_WHAT TO DO_. Pick out each line containing the string "log上报失败量" and copy it.

_AVAILABLE DATA_.
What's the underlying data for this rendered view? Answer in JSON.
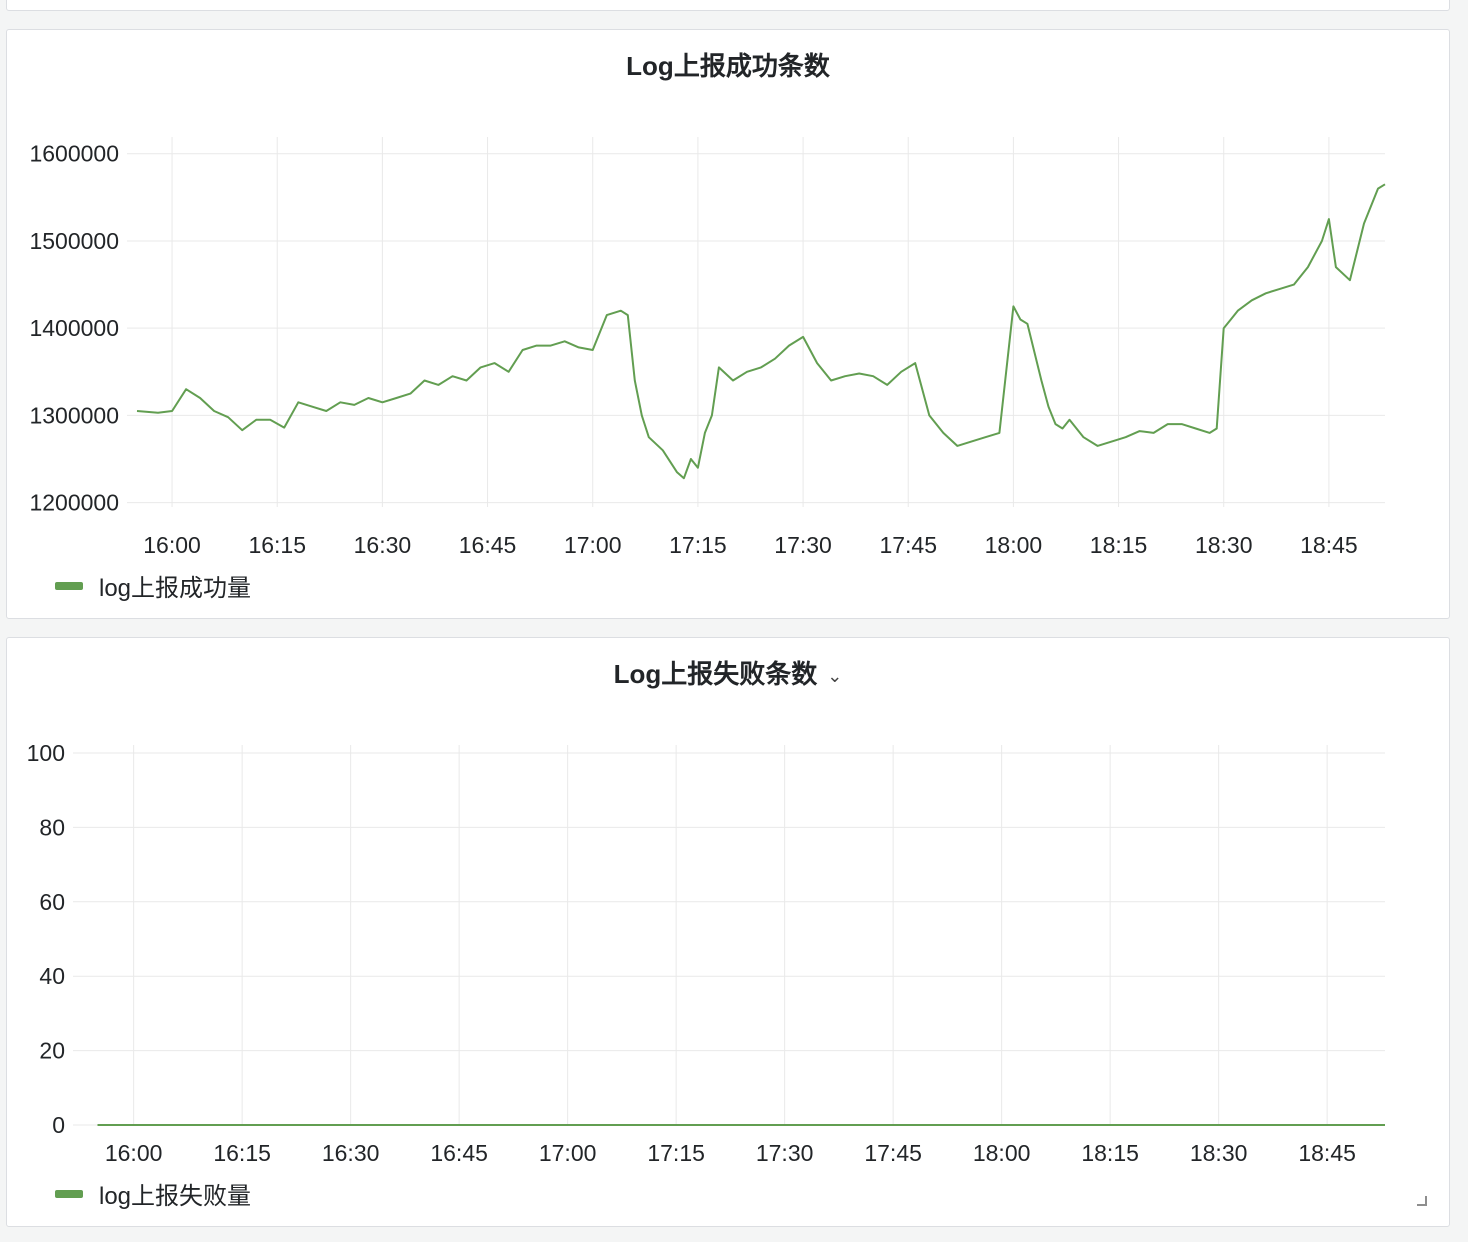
{
  "colors": {
    "series": "#629e51",
    "grid": "#e9e9e9",
    "text": "#222528"
  },
  "panels": [
    {
      "title": "Log上报成功条数",
      "has_menu": false,
      "legend_label": "log上报成功量"
    },
    {
      "title": "Log上报失败条数",
      "has_menu": true,
      "menu_icon": "chevron-down-icon",
      "legend_label": "log上报失败量"
    }
  ],
  "chart_data": [
    {
      "type": "line",
      "title": "Log上报成功条数",
      "x_type": "time",
      "x_range": [
        "15:55",
        "18:53"
      ],
      "x_ticks": [
        "16:00",
        "16:15",
        "16:30",
        "16:45",
        "17:00",
        "17:15",
        "17:30",
        "17:45",
        "18:00",
        "18:15",
        "18:30",
        "18:45"
      ],
      "ylim": [
        1195000,
        1610000
      ],
      "y_ticks": [
        1200000,
        1300000,
        1400000,
        1500000,
        1600000
      ],
      "grid": true,
      "legend_position": "bottom-left",
      "series": [
        {
          "name": "log上报成功量",
          "color": "#629e51",
          "x": [
            "15:55",
            "15:58",
            "16:00",
            "16:02",
            "16:04",
            "16:06",
            "16:08",
            "16:10",
            "16:12",
            "16:14",
            "16:16",
            "16:18",
            "16:20",
            "16:22",
            "16:24",
            "16:26",
            "16:28",
            "16:30",
            "16:32",
            "16:34",
            "16:36",
            "16:38",
            "16:40",
            "16:42",
            "16:44",
            "16:46",
            "16:48",
            "16:50",
            "16:52",
            "16:54",
            "16:56",
            "16:58",
            "17:00",
            "17:02",
            "17:04",
            "17:05",
            "17:06",
            "17:07",
            "17:08",
            "17:10",
            "17:12",
            "17:13",
            "17:14",
            "17:15",
            "17:16",
            "17:17",
            "17:18",
            "17:20",
            "17:22",
            "17:24",
            "17:26",
            "17:28",
            "17:30",
            "17:32",
            "17:34",
            "17:36",
            "17:38",
            "17:40",
            "17:42",
            "17:44",
            "17:46",
            "17:48",
            "17:50",
            "17:52",
            "17:54",
            "17:56",
            "17:58",
            "18:00",
            "18:01",
            "18:02",
            "18:04",
            "18:05",
            "18:06",
            "18:07",
            "18:08",
            "18:10",
            "18:12",
            "18:14",
            "18:16",
            "18:18",
            "18:20",
            "18:22",
            "18:24",
            "18:26",
            "18:28",
            "18:29",
            "18:30",
            "18:31",
            "18:32",
            "18:34",
            "18:36",
            "18:38",
            "18:40",
            "18:42",
            "18:44",
            "18:45",
            "18:46",
            "18:48",
            "18:50",
            "18:52",
            "18:53"
          ],
          "values": [
            1305000,
            1303000,
            1305000,
            1330000,
            1320000,
            1305000,
            1298000,
            1283000,
            1295000,
            1295000,
            1286000,
            1315000,
            1310000,
            1305000,
            1315000,
            1312000,
            1320000,
            1315000,
            1320000,
            1325000,
            1340000,
            1335000,
            1345000,
            1340000,
            1355000,
            1360000,
            1350000,
            1375000,
            1380000,
            1380000,
            1385000,
            1378000,
            1375000,
            1415000,
            1420000,
            1415000,
            1340000,
            1300000,
            1275000,
            1260000,
            1235000,
            1228000,
            1250000,
            1240000,
            1280000,
            1300000,
            1355000,
            1340000,
            1350000,
            1355000,
            1365000,
            1380000,
            1390000,
            1360000,
            1340000,
            1345000,
            1348000,
            1345000,
            1335000,
            1350000,
            1360000,
            1300000,
            1280000,
            1265000,
            1270000,
            1275000,
            1280000,
            1425000,
            1410000,
            1405000,
            1340000,
            1310000,
            1290000,
            1285000,
            1295000,
            1275000,
            1265000,
            1270000,
            1275000,
            1282000,
            1280000,
            1290000,
            1290000,
            1285000,
            1280000,
            1285000,
            1400000,
            1410000,
            1420000,
            1432000,
            1440000,
            1445000,
            1450000,
            1470000,
            1500000,
            1525000,
            1470000,
            1455000,
            1520000,
            1560000,
            1565000
          ]
        }
      ]
    },
    {
      "type": "line",
      "title": "Log上报失败条数",
      "x_type": "time",
      "x_range": [
        "15:55",
        "18:53"
      ],
      "x_ticks": [
        "16:00",
        "16:15",
        "16:30",
        "16:45",
        "17:00",
        "17:15",
        "17:30",
        "17:45",
        "18:00",
        "18:15",
        "18:30",
        "18:45"
      ],
      "ylim": [
        0,
        100
      ],
      "y_ticks": [
        0,
        20,
        40,
        60,
        80,
        100
      ],
      "grid": true,
      "legend_position": "bottom-left",
      "series": [
        {
          "name": "log上报失败量",
          "color": "#629e51",
          "x": [
            "15:55",
            "18:53"
          ],
          "values": [
            0,
            0
          ]
        }
      ]
    }
  ]
}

_RESULT_.
      "legend_label": "log上报失败量"
          "name": "log上报失败量",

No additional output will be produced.